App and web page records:

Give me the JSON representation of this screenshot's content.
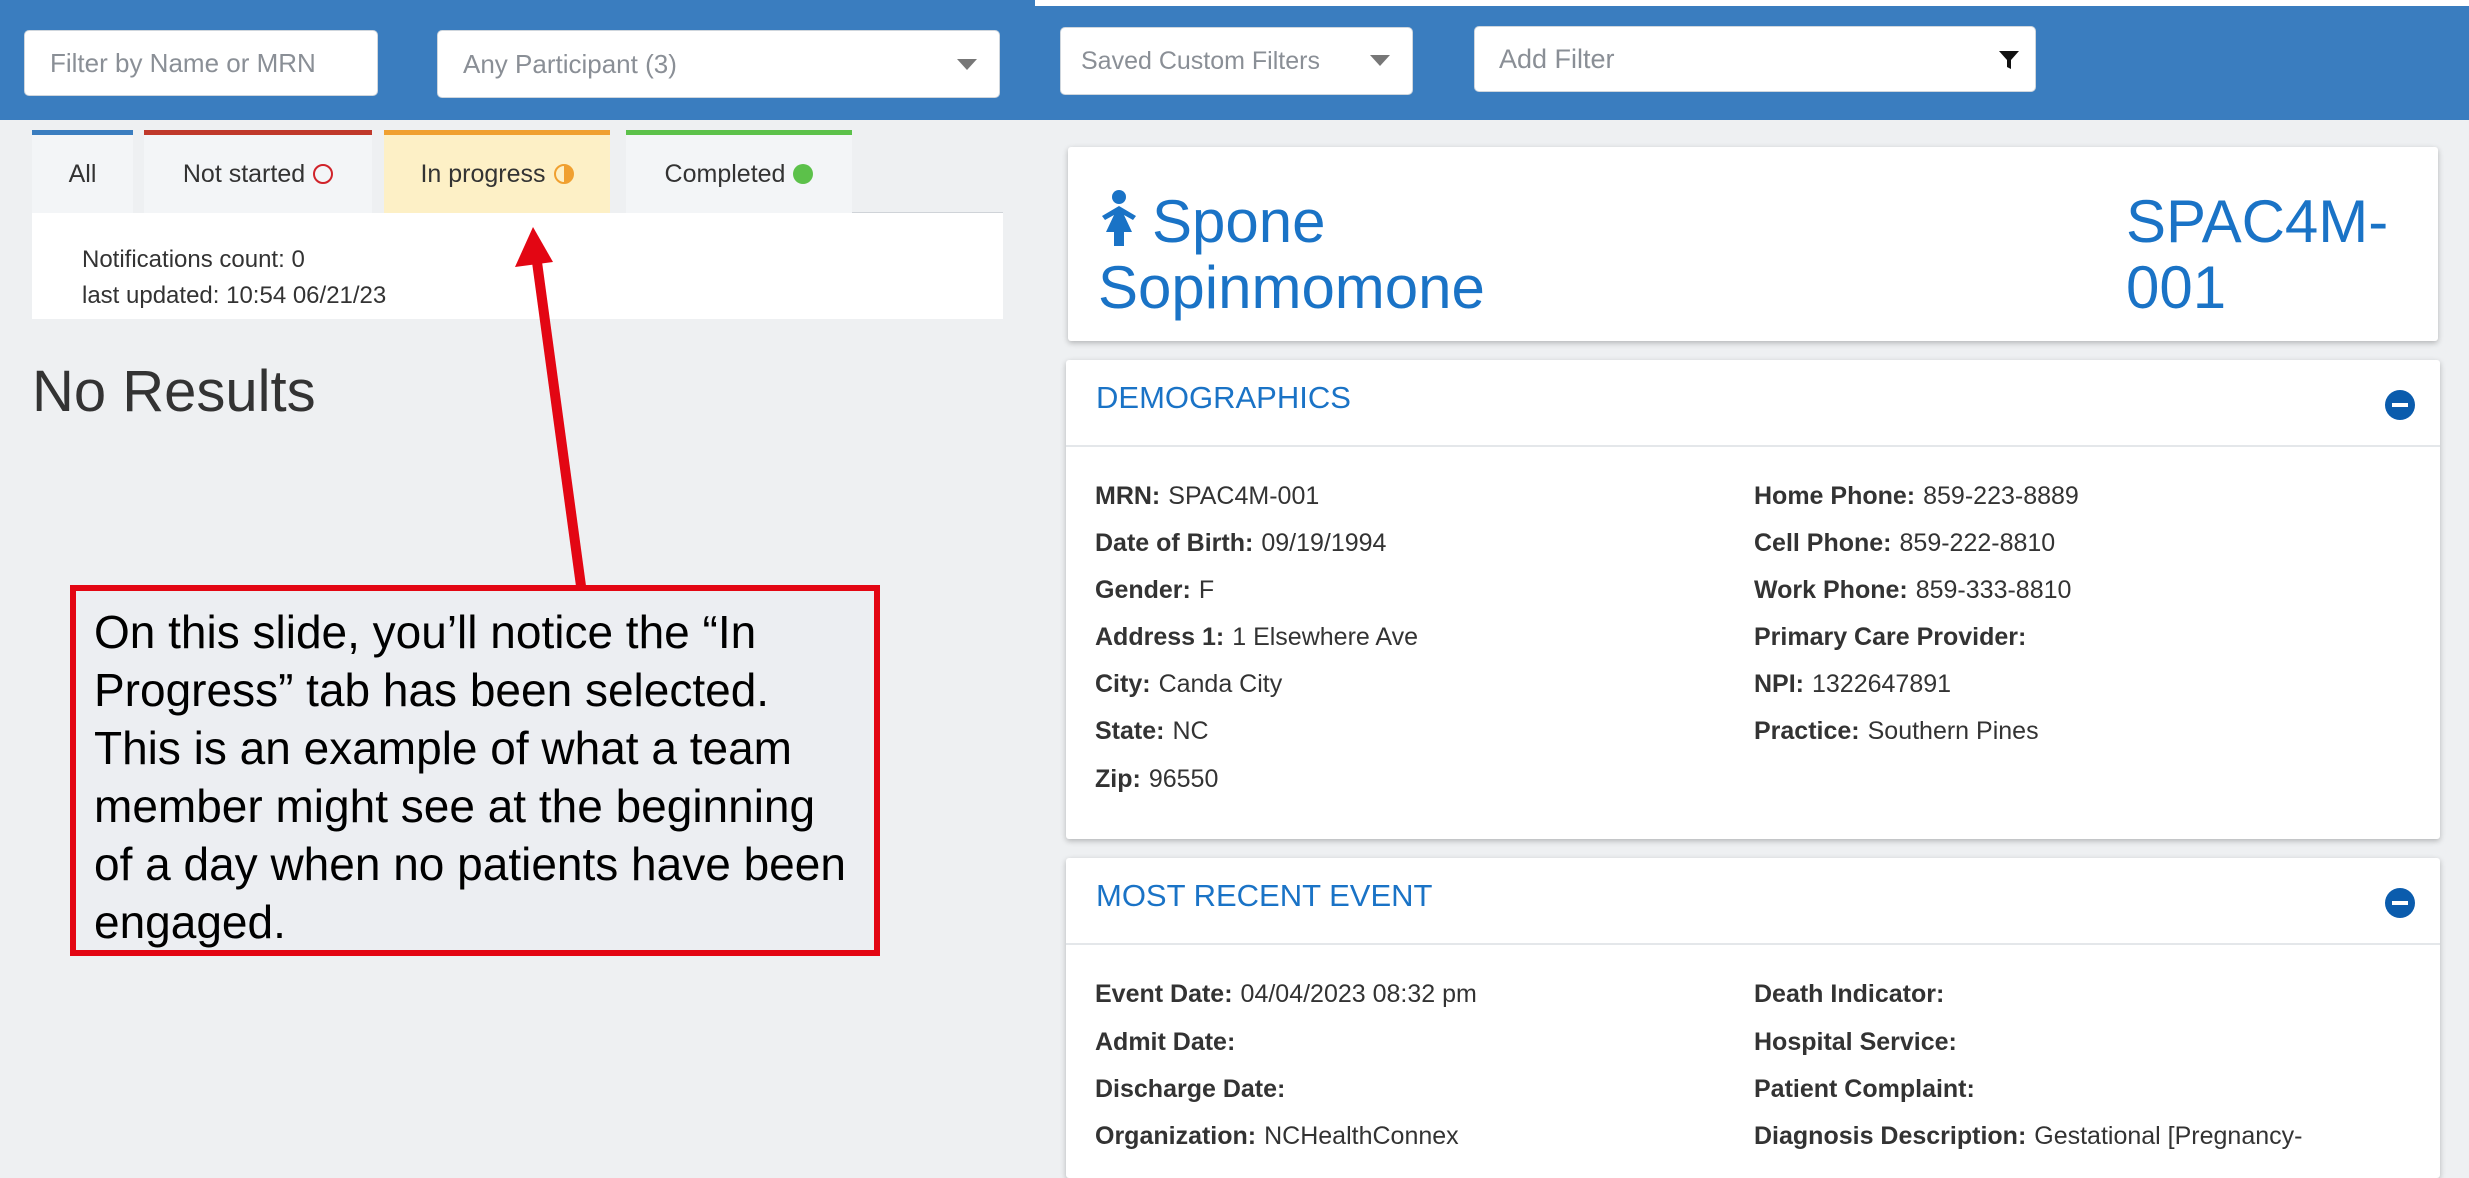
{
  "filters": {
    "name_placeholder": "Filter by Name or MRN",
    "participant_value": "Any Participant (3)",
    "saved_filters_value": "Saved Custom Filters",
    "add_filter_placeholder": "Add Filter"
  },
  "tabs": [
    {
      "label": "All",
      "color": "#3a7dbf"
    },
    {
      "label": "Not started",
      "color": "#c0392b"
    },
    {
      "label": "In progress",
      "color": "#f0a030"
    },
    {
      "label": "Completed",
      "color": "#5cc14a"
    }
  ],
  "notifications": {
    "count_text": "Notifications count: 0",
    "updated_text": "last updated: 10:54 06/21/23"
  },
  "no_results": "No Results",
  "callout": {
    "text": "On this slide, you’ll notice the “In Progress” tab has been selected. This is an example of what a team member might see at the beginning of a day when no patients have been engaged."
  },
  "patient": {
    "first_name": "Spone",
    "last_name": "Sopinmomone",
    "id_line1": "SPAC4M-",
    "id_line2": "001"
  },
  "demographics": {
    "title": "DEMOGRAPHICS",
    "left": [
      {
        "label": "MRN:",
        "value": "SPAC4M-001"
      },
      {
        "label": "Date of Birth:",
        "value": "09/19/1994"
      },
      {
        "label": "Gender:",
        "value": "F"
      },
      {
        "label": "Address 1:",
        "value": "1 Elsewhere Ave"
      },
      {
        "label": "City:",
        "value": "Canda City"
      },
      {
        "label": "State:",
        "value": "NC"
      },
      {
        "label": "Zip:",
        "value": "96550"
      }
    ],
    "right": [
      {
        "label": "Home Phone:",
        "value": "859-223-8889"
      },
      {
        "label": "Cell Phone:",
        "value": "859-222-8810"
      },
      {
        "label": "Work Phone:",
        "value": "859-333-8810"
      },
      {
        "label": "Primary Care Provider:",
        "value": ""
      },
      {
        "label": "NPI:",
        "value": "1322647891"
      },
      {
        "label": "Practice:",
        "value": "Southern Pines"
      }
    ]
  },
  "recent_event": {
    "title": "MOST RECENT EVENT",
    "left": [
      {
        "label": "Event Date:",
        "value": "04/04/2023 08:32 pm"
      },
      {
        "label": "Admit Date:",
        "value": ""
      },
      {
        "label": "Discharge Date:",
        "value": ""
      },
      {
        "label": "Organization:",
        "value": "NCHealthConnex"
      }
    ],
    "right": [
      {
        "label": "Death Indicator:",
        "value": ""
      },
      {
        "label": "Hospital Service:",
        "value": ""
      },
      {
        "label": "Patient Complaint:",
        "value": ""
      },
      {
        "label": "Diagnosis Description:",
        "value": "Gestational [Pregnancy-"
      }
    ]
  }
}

==

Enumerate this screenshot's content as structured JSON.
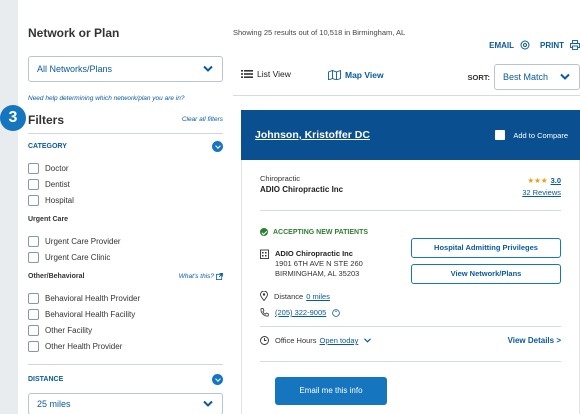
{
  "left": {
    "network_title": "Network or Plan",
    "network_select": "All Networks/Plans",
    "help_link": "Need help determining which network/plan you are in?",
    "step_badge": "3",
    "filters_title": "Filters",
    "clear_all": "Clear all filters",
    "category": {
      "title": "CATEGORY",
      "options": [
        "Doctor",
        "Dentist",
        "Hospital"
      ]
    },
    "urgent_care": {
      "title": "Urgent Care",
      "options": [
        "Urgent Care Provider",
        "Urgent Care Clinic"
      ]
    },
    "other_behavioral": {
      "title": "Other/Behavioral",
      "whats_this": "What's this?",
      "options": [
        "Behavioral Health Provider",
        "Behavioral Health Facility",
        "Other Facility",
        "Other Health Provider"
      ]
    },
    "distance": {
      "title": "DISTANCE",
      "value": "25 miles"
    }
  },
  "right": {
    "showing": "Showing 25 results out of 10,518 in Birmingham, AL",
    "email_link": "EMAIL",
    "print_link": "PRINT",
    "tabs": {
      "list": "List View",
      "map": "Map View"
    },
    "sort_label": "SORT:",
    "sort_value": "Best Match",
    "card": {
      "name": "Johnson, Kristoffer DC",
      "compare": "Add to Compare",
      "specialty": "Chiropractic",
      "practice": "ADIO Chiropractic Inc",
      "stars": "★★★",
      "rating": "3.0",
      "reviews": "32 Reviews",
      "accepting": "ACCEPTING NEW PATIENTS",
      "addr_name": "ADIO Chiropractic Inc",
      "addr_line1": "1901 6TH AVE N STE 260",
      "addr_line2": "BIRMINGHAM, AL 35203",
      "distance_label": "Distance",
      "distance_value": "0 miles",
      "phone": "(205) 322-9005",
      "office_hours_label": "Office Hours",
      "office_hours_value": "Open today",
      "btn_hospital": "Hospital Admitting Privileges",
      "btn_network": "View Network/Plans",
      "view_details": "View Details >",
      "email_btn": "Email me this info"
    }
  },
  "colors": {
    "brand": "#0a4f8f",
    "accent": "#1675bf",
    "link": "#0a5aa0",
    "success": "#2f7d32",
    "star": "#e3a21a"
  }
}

### [Assignment]
Every line in the data that includes the word "screenshot" should be counted, and only the resulting number given.

### [Solution to the exercise]
2